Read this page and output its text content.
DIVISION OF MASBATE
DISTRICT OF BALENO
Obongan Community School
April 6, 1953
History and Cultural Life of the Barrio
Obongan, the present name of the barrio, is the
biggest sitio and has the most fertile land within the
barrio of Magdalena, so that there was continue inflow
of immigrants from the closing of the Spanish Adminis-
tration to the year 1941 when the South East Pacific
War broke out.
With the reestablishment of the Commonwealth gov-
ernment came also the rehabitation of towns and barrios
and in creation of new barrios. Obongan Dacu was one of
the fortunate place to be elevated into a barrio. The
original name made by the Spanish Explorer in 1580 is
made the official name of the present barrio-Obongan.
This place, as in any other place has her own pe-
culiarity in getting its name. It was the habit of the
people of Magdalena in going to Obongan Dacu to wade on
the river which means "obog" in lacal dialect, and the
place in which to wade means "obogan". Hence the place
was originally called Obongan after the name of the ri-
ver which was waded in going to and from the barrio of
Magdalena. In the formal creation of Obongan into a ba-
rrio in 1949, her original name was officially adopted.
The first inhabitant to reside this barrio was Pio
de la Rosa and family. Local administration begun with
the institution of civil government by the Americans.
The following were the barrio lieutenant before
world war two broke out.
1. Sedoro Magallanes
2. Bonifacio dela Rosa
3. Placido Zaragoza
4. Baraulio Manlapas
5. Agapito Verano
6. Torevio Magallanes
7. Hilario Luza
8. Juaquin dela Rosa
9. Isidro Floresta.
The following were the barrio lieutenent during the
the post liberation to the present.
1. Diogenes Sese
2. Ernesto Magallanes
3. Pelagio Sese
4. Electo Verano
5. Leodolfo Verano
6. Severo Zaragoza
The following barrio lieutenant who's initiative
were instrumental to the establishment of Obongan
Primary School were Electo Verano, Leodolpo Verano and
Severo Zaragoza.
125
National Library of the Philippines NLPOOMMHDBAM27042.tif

→ What the task asks: Filter the entries above and keep only the lines with the word "from".

→ Task output:
of immigrants from the closing of the Spanish Adminis-
ver which was waded in going to and from the barrio of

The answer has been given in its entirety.